• Exercise requirements: Rewrite the listing from its first line through the line containing "x-tick-label: 3月18日 <box>553", replacing every "x-tick-label" with "x-axis-label" and leaving the rest unchanged.

━━ Information shown

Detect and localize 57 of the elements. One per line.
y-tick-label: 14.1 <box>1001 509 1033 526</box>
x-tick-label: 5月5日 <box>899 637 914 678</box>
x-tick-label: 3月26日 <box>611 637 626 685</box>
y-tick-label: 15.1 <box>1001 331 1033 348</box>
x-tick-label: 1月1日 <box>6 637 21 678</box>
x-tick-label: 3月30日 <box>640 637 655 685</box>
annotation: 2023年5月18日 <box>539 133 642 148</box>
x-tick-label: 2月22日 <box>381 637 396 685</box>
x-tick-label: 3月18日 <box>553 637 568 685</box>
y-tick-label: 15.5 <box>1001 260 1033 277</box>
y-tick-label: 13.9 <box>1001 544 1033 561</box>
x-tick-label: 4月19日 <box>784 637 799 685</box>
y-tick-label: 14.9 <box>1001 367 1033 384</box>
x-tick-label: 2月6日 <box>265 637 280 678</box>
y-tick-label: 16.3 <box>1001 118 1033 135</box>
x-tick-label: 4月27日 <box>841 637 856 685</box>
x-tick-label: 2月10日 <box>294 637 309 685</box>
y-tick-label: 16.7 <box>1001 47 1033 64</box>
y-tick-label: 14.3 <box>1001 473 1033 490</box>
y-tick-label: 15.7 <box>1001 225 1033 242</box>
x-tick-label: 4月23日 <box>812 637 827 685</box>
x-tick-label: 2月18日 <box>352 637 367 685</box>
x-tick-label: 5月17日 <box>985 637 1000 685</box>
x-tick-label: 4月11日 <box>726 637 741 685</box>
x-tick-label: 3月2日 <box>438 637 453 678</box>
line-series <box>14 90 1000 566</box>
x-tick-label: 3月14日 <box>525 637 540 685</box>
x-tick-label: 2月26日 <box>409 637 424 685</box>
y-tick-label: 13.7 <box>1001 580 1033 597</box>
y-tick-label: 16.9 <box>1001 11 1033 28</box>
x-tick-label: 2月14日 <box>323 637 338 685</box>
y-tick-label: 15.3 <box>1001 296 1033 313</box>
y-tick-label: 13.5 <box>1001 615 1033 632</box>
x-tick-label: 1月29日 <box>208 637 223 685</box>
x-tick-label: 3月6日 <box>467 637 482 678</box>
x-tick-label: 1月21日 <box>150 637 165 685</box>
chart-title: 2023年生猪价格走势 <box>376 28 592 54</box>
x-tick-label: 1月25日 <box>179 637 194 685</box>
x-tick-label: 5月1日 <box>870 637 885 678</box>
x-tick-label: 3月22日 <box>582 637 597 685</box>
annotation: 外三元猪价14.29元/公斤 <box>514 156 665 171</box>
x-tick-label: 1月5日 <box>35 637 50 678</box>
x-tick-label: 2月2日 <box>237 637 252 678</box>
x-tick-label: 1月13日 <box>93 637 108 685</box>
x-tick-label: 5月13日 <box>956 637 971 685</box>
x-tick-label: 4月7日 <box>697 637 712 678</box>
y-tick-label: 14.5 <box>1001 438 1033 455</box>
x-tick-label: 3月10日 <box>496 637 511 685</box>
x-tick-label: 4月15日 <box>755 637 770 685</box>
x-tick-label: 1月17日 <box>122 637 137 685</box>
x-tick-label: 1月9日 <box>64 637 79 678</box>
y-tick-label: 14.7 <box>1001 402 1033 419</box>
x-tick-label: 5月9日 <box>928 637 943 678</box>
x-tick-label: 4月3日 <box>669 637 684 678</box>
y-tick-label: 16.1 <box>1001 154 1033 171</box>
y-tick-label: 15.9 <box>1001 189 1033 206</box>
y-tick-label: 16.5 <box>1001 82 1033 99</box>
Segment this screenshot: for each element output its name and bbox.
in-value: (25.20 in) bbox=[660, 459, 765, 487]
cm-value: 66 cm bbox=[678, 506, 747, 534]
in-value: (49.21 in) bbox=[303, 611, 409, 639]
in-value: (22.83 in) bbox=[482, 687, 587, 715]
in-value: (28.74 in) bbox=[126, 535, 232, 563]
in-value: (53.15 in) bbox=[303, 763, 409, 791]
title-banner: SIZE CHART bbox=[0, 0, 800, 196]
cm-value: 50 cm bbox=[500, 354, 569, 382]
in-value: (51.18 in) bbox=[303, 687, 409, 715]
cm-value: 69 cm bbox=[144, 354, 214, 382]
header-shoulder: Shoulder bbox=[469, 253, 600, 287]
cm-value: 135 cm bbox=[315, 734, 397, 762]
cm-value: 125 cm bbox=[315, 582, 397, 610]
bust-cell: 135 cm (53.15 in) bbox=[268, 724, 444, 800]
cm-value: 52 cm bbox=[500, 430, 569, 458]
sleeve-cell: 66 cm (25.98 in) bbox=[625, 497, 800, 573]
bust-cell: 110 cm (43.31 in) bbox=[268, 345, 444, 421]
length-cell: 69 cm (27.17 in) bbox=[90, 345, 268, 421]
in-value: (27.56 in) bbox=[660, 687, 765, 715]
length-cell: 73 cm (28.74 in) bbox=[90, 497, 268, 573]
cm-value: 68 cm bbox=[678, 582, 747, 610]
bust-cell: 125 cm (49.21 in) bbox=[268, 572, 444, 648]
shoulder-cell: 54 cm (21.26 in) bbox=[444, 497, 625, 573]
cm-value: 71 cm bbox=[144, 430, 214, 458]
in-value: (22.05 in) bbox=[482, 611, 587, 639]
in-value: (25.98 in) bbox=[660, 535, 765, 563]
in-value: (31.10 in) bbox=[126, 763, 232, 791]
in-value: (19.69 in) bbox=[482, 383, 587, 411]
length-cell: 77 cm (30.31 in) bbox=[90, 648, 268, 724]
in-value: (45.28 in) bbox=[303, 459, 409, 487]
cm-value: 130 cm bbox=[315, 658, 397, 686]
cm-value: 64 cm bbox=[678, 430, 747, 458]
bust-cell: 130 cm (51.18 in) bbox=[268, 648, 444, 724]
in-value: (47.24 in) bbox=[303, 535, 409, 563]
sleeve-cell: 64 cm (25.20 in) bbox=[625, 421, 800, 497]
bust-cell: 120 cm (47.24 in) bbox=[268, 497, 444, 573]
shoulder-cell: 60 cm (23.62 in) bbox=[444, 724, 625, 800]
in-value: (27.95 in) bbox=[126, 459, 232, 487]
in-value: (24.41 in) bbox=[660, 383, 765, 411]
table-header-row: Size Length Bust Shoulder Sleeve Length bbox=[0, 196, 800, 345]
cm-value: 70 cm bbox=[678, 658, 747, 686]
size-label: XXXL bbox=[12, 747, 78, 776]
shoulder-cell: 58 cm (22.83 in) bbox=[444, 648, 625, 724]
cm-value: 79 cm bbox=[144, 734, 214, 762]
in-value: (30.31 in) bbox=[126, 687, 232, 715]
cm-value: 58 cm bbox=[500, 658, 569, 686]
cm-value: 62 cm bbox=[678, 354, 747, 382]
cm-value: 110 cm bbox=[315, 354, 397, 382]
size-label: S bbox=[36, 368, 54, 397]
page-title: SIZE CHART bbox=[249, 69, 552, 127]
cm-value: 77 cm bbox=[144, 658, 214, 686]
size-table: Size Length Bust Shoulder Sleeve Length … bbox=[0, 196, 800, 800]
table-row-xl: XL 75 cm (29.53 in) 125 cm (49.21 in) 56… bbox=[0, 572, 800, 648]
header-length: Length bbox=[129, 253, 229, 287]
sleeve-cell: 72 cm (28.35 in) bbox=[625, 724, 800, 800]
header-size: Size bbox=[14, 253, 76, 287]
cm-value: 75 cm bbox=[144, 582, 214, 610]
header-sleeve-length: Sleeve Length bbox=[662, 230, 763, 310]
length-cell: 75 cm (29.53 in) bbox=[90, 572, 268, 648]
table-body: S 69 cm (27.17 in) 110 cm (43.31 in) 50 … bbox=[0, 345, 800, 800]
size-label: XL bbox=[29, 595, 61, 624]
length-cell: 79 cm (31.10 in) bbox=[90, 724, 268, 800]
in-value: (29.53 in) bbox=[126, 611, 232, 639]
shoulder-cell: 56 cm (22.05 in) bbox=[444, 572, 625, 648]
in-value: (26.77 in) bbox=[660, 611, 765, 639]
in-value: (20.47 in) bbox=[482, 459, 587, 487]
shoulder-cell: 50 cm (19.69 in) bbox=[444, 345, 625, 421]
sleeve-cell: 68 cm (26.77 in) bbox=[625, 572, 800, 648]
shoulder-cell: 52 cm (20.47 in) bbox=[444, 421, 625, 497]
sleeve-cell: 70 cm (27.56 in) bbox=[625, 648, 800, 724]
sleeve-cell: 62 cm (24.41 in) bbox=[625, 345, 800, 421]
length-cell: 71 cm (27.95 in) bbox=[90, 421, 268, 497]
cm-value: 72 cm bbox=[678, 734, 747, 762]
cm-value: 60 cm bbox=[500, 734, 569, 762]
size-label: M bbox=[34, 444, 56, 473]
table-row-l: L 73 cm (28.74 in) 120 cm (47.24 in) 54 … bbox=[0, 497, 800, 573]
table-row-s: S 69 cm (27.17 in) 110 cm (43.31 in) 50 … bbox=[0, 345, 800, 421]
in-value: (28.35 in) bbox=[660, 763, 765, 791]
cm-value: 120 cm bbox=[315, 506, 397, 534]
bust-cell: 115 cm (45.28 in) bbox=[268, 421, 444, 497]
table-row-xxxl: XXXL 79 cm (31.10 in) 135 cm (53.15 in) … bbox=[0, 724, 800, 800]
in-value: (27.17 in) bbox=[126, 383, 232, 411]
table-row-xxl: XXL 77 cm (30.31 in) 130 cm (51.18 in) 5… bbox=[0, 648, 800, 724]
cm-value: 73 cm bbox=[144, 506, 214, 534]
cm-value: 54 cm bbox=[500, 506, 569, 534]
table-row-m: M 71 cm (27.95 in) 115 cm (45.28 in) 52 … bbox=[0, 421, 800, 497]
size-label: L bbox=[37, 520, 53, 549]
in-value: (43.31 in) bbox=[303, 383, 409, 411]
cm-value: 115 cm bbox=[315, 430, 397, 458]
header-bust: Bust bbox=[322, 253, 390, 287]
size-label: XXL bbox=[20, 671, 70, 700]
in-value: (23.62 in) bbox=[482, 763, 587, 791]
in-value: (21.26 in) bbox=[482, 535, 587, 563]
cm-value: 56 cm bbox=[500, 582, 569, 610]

━━━━

• Task answer:
Detect and localize 57 of the elements. One per line.
y-tick-label: 14.1 <box>1001 509 1033 526</box>
x-axis-label: 5月5日 <box>899 637 914 678</box>
x-axis-label: 3月26日 <box>611 637 626 685</box>
y-tick-label: 15.1 <box>1001 331 1033 348</box>
x-axis-label: 1月1日 <box>6 637 21 678</box>
x-axis-label: 3月30日 <box>640 637 655 685</box>
annotation: 2023年5月18日 <box>539 133 642 148</box>
x-axis-label: 2月22日 <box>381 637 396 685</box>
x-axis-label: 3月18日 <box>553 637 568 685</box>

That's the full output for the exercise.